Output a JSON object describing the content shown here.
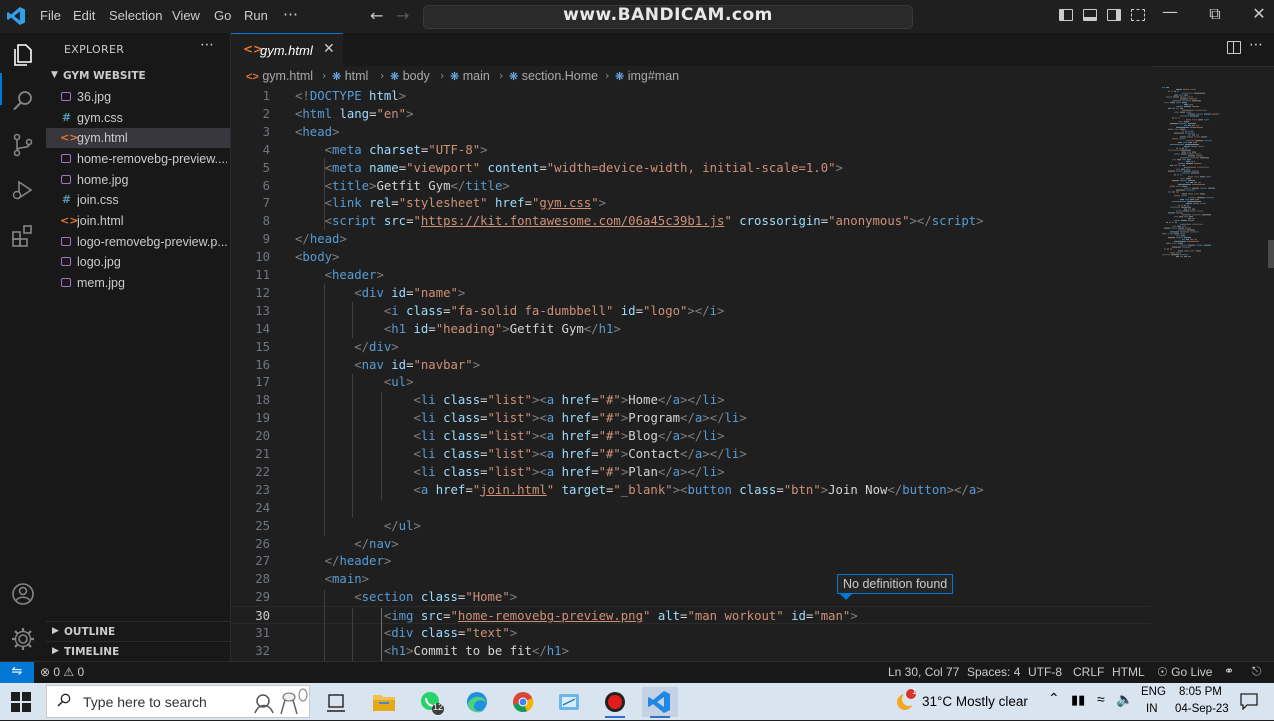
{
  "titlebar": {
    "menus": [
      "File",
      "Edit",
      "Selection",
      "View",
      "Go",
      "Run"
    ],
    "more": "⋯",
    "command_center": "www.BANDICAM.com"
  },
  "sidebar": {
    "title": "EXPLORER",
    "more": "⋯",
    "folder": "GYM WEBSITE",
    "files": [
      {
        "name": "36.jpg",
        "type": "image"
      },
      {
        "name": "gym.css",
        "type": "css"
      },
      {
        "name": "gym.html",
        "type": "html",
        "selected": true
      },
      {
        "name": "home-removebg-preview....",
        "type": "image"
      },
      {
        "name": "home.jpg",
        "type": "image"
      },
      {
        "name": "join.css",
        "type": "css"
      },
      {
        "name": "join.html",
        "type": "html"
      },
      {
        "name": "logo-removebg-preview.p...",
        "type": "image"
      },
      {
        "name": "logo.jpg",
        "type": "image"
      },
      {
        "name": "mem.jpg",
        "type": "image"
      }
    ],
    "outline": "OUTLINE",
    "timeline": "TIMELINE"
  },
  "tab": {
    "label": "gym.html",
    "close": "✕"
  },
  "breadcrumb": [
    "gym.html",
    "html",
    "body",
    "main",
    "section.Home",
    "img#man"
  ],
  "editor": {
    "current_line": 30,
    "lines": [
      [
        [
          "br",
          "<!"
        ],
        [
          "tag",
          "DOCTYPE"
        ],
        [
          "txt",
          " "
        ],
        [
          "attr",
          "html"
        ],
        [
          "br",
          ">"
        ]
      ],
      [
        [
          "br",
          "<"
        ],
        [
          "tag",
          "html"
        ],
        [
          "txt",
          " "
        ],
        [
          "attr",
          "lang"
        ],
        [
          "txt",
          "="
        ],
        [
          "str",
          "\"en\""
        ],
        [
          "br",
          ">"
        ]
      ],
      [
        [
          "br",
          "<"
        ],
        [
          "tag",
          "head"
        ],
        [
          "br",
          ">"
        ]
      ],
      [
        [
          "txt",
          "    "
        ],
        [
          "br",
          "<"
        ],
        [
          "tag",
          "meta"
        ],
        [
          "txt",
          " "
        ],
        [
          "attr",
          "charset"
        ],
        [
          "txt",
          "="
        ],
        [
          "str",
          "\"UTF-8\""
        ],
        [
          "br",
          ">"
        ]
      ],
      [
        [
          "txt",
          "    "
        ],
        [
          "br",
          "<"
        ],
        [
          "tag",
          "meta"
        ],
        [
          "txt",
          " "
        ],
        [
          "attr",
          "name"
        ],
        [
          "txt",
          "="
        ],
        [
          "str",
          "\"viewport\""
        ],
        [
          "txt",
          " "
        ],
        [
          "attr",
          "content"
        ],
        [
          "txt",
          "="
        ],
        [
          "str",
          "\"width=device-width, initial-scale=1.0\""
        ],
        [
          "br",
          ">"
        ]
      ],
      [
        [
          "txt",
          "    "
        ],
        [
          "br",
          "<"
        ],
        [
          "tag",
          "title"
        ],
        [
          "br",
          ">"
        ],
        [
          "txt",
          "Getfit Gym"
        ],
        [
          "br",
          "</"
        ],
        [
          "tag",
          "title"
        ],
        [
          "br",
          ">"
        ]
      ],
      [
        [
          "txt",
          "    "
        ],
        [
          "br",
          "<"
        ],
        [
          "tag",
          "link"
        ],
        [
          "txt",
          " "
        ],
        [
          "attr",
          "rel"
        ],
        [
          "txt",
          "="
        ],
        [
          "str",
          "\"stylesheet\""
        ],
        [
          "txt",
          " "
        ],
        [
          "attr",
          "href"
        ],
        [
          "txt",
          "="
        ],
        [
          "str",
          "\""
        ],
        [
          "link",
          "gym.css"
        ],
        [
          "str",
          "\""
        ],
        [
          "br",
          ">"
        ]
      ],
      [
        [
          "txt",
          "    "
        ],
        [
          "br",
          "<"
        ],
        [
          "tag",
          "script"
        ],
        [
          "txt",
          " "
        ],
        [
          "attr",
          "src"
        ],
        [
          "txt",
          "="
        ],
        [
          "str",
          "\""
        ],
        [
          "link",
          "https://kit.fontawesome.com/06a45c39b1.js"
        ],
        [
          "str",
          "\""
        ],
        [
          "txt",
          " "
        ],
        [
          "attr",
          "crossorigin"
        ],
        [
          "txt",
          "="
        ],
        [
          "str",
          "\"anonymous\""
        ],
        [
          "br",
          "></"
        ],
        [
          "tag",
          "script"
        ],
        [
          "br",
          ">"
        ]
      ],
      [
        [
          "br",
          "</"
        ],
        [
          "tag",
          "head"
        ],
        [
          "br",
          ">"
        ]
      ],
      [
        [
          "br",
          "<"
        ],
        [
          "tag",
          "body"
        ],
        [
          "br",
          ">"
        ]
      ],
      [
        [
          "txt",
          "    "
        ],
        [
          "br",
          "<"
        ],
        [
          "tag",
          "header"
        ],
        [
          "br",
          ">"
        ]
      ],
      [
        [
          "txt",
          "        "
        ],
        [
          "br",
          "<"
        ],
        [
          "tag",
          "div"
        ],
        [
          "txt",
          " "
        ],
        [
          "attr",
          "id"
        ],
        [
          "txt",
          "="
        ],
        [
          "str",
          "\"name\""
        ],
        [
          "br",
          ">"
        ]
      ],
      [
        [
          "txt",
          "            "
        ],
        [
          "br",
          "<"
        ],
        [
          "tag",
          "i"
        ],
        [
          "txt",
          " "
        ],
        [
          "attr",
          "class"
        ],
        [
          "txt",
          "="
        ],
        [
          "str",
          "\"fa-solid fa-dumbbell\""
        ],
        [
          "txt",
          " "
        ],
        [
          "attr",
          "id"
        ],
        [
          "txt",
          "="
        ],
        [
          "str",
          "\"logo\""
        ],
        [
          "br",
          "></"
        ],
        [
          "tag",
          "i"
        ],
        [
          "br",
          ">"
        ]
      ],
      [
        [
          "txt",
          "            "
        ],
        [
          "br",
          "<"
        ],
        [
          "tag",
          "h1"
        ],
        [
          "txt",
          " "
        ],
        [
          "attr",
          "id"
        ],
        [
          "txt",
          "="
        ],
        [
          "str",
          "\"heading\""
        ],
        [
          "br",
          ">"
        ],
        [
          "txt",
          "Getfit Gym"
        ],
        [
          "br",
          "</"
        ],
        [
          "tag",
          "h1"
        ],
        [
          "br",
          ">"
        ]
      ],
      [
        [
          "txt",
          "        "
        ],
        [
          "br",
          "</"
        ],
        [
          "tag",
          "div"
        ],
        [
          "br",
          ">"
        ]
      ],
      [
        [
          "txt",
          "        "
        ],
        [
          "br",
          "<"
        ],
        [
          "tag",
          "nav"
        ],
        [
          "txt",
          " "
        ],
        [
          "attr",
          "id"
        ],
        [
          "txt",
          "="
        ],
        [
          "str",
          "\"navbar\""
        ],
        [
          "br",
          ">"
        ]
      ],
      [
        [
          "txt",
          "            "
        ],
        [
          "br",
          "<"
        ],
        [
          "tag",
          "ul"
        ],
        [
          "br",
          ">"
        ]
      ],
      [
        [
          "txt",
          "                "
        ],
        [
          "br",
          "<"
        ],
        [
          "tag",
          "li"
        ],
        [
          "txt",
          " "
        ],
        [
          "attr",
          "class"
        ],
        [
          "txt",
          "="
        ],
        [
          "str",
          "\"list\""
        ],
        [
          "br",
          "><"
        ],
        [
          "tag",
          "a"
        ],
        [
          "txt",
          " "
        ],
        [
          "attr",
          "href"
        ],
        [
          "txt",
          "="
        ],
        [
          "str",
          "\"#\""
        ],
        [
          "br",
          ">"
        ],
        [
          "txt",
          "Home"
        ],
        [
          "br",
          "</"
        ],
        [
          "tag",
          "a"
        ],
        [
          "br",
          "></"
        ],
        [
          "tag",
          "li"
        ],
        [
          "br",
          ">"
        ]
      ],
      [
        [
          "txt",
          "                "
        ],
        [
          "br",
          "<"
        ],
        [
          "tag",
          "li"
        ],
        [
          "txt",
          " "
        ],
        [
          "attr",
          "class"
        ],
        [
          "txt",
          "="
        ],
        [
          "str",
          "\"list\""
        ],
        [
          "br",
          "><"
        ],
        [
          "tag",
          "a"
        ],
        [
          "txt",
          " "
        ],
        [
          "attr",
          "href"
        ],
        [
          "txt",
          "="
        ],
        [
          "str",
          "\"#\""
        ],
        [
          "br",
          ">"
        ],
        [
          "txt",
          "Program"
        ],
        [
          "br",
          "</"
        ],
        [
          "tag",
          "a"
        ],
        [
          "br",
          "></"
        ],
        [
          "tag",
          "li"
        ],
        [
          "br",
          ">"
        ]
      ],
      [
        [
          "txt",
          "                "
        ],
        [
          "br",
          "<"
        ],
        [
          "tag",
          "li"
        ],
        [
          "txt",
          " "
        ],
        [
          "attr",
          "class"
        ],
        [
          "txt",
          "="
        ],
        [
          "str",
          "\"list\""
        ],
        [
          "br",
          "><"
        ],
        [
          "tag",
          "a"
        ],
        [
          "txt",
          " "
        ],
        [
          "attr",
          "href"
        ],
        [
          "txt",
          "="
        ],
        [
          "str",
          "\"#\""
        ],
        [
          "br",
          ">"
        ],
        [
          "txt",
          "Blog"
        ],
        [
          "br",
          "</"
        ],
        [
          "tag",
          "a"
        ],
        [
          "br",
          "></"
        ],
        [
          "tag",
          "li"
        ],
        [
          "br",
          ">"
        ]
      ],
      [
        [
          "txt",
          "                "
        ],
        [
          "br",
          "<"
        ],
        [
          "tag",
          "li"
        ],
        [
          "txt",
          " "
        ],
        [
          "attr",
          "class"
        ],
        [
          "txt",
          "="
        ],
        [
          "str",
          "\"list\""
        ],
        [
          "br",
          "><"
        ],
        [
          "tag",
          "a"
        ],
        [
          "txt",
          " "
        ],
        [
          "attr",
          "href"
        ],
        [
          "txt",
          "="
        ],
        [
          "str",
          "\"#\""
        ],
        [
          "br",
          ">"
        ],
        [
          "txt",
          "Contact"
        ],
        [
          "br",
          "</"
        ],
        [
          "tag",
          "a"
        ],
        [
          "br",
          "></"
        ],
        [
          "tag",
          "li"
        ],
        [
          "br",
          ">"
        ]
      ],
      [
        [
          "txt",
          "                "
        ],
        [
          "br",
          "<"
        ],
        [
          "tag",
          "li"
        ],
        [
          "txt",
          " "
        ],
        [
          "attr",
          "class"
        ],
        [
          "txt",
          "="
        ],
        [
          "str",
          "\"list\""
        ],
        [
          "br",
          "><"
        ],
        [
          "tag",
          "a"
        ],
        [
          "txt",
          " "
        ],
        [
          "attr",
          "href"
        ],
        [
          "txt",
          "="
        ],
        [
          "str",
          "\"#\""
        ],
        [
          "br",
          ">"
        ],
        [
          "txt",
          "Plan"
        ],
        [
          "br",
          "</"
        ],
        [
          "tag",
          "a"
        ],
        [
          "br",
          "></"
        ],
        [
          "tag",
          "li"
        ],
        [
          "br",
          ">"
        ]
      ],
      [
        [
          "txt",
          "                "
        ],
        [
          "br",
          "<"
        ],
        [
          "tag",
          "a"
        ],
        [
          "txt",
          " "
        ],
        [
          "attr",
          "href"
        ],
        [
          "txt",
          "="
        ],
        [
          "str",
          "\""
        ],
        [
          "link",
          "join.html"
        ],
        [
          "str",
          "\""
        ],
        [
          "txt",
          " "
        ],
        [
          "attr",
          "target"
        ],
        [
          "txt",
          "="
        ],
        [
          "str",
          "\"_blank\""
        ],
        [
          "br",
          "><"
        ],
        [
          "tag",
          "button"
        ],
        [
          "txt",
          " "
        ],
        [
          "attr",
          "class"
        ],
        [
          "txt",
          "="
        ],
        [
          "str",
          "\"btn\""
        ],
        [
          "br",
          ">"
        ],
        [
          "txt",
          "Join Now"
        ],
        [
          "br",
          "</"
        ],
        [
          "tag",
          "button"
        ],
        [
          "br",
          "></"
        ],
        [
          "tag",
          "a"
        ],
        [
          "br",
          ">"
        ]
      ],
      [],
      [
        [
          "txt",
          "            "
        ],
        [
          "br",
          "</"
        ],
        [
          "tag",
          "ul"
        ],
        [
          "br",
          ">"
        ]
      ],
      [
        [
          "txt",
          "        "
        ],
        [
          "br",
          "</"
        ],
        [
          "tag",
          "nav"
        ],
        [
          "br",
          ">"
        ]
      ],
      [
        [
          "txt",
          "    "
        ],
        [
          "br",
          "</"
        ],
        [
          "tag",
          "header"
        ],
        [
          "br",
          ">"
        ]
      ],
      [
        [
          "txt",
          "    "
        ],
        [
          "br",
          "<"
        ],
        [
          "tag",
          "main"
        ],
        [
          "br",
          ">"
        ]
      ],
      [
        [
          "txt",
          "        "
        ],
        [
          "br",
          "<"
        ],
        [
          "tag",
          "section"
        ],
        [
          "txt",
          " "
        ],
        [
          "attr",
          "class"
        ],
        [
          "txt",
          "="
        ],
        [
          "str",
          "\"Home\""
        ],
        [
          "br",
          ">"
        ]
      ],
      [
        [
          "txt",
          "            "
        ],
        [
          "br",
          "<"
        ],
        [
          "tag",
          "img"
        ],
        [
          "txt",
          " "
        ],
        [
          "attr",
          "src"
        ],
        [
          "txt",
          "="
        ],
        [
          "str",
          "\""
        ],
        [
          "link",
          "home-removebg-preview.png"
        ],
        [
          "str",
          "\""
        ],
        [
          "txt",
          " "
        ],
        [
          "attr",
          "alt"
        ],
        [
          "txt",
          "="
        ],
        [
          "str",
          "\"man workout\""
        ],
        [
          "txt",
          " "
        ],
        [
          "attr",
          "id"
        ],
        [
          "txt",
          "="
        ],
        [
          "str",
          "\"man\""
        ],
        [
          "br",
          ">"
        ]
      ],
      [
        [
          "txt",
          "            "
        ],
        [
          "br",
          "<"
        ],
        [
          "tag",
          "div"
        ],
        [
          "txt",
          " "
        ],
        [
          "attr",
          "class"
        ],
        [
          "txt",
          "="
        ],
        [
          "str",
          "\"text\""
        ],
        [
          "br",
          ">"
        ]
      ],
      [
        [
          "txt",
          "            "
        ],
        [
          "br",
          "<"
        ],
        [
          "tag",
          "h1"
        ],
        [
          "br",
          ">"
        ],
        [
          "txt",
          "Commit to be fit"
        ],
        [
          "br",
          "</"
        ],
        [
          "tag",
          "h1"
        ],
        [
          "br",
          ">"
        ]
      ]
    ]
  },
  "hover": "No definition found",
  "statusbar": {
    "problems": "⊗ 0 ⚠ 0",
    "position": "Ln 30, Col 77",
    "spaces": "Spaces: 4",
    "encoding": "UTF-8",
    "eol": "CRLF",
    "language": "HTML",
    "golive": "Go Live"
  },
  "taskbar": {
    "search_placeholder": "Type here to search",
    "whatsapp_badge": "12",
    "weather_badge": "1",
    "weather": "31°C  Mostly clear",
    "lang_top": "ENG",
    "lang_bottom": "IN",
    "time": "8:05 PM",
    "date": "04-Sep-23"
  },
  "colors": {
    "accent": "#0078d4",
    "editor_bg": "#1f1f1f",
    "sidebar_bg": "#181818",
    "taskbar_bg": "#d9e4f1"
  }
}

**Aim of the exercise:** What is the number of lines above that hold the string "name"? Answer with that number alone.

**Full response:** 12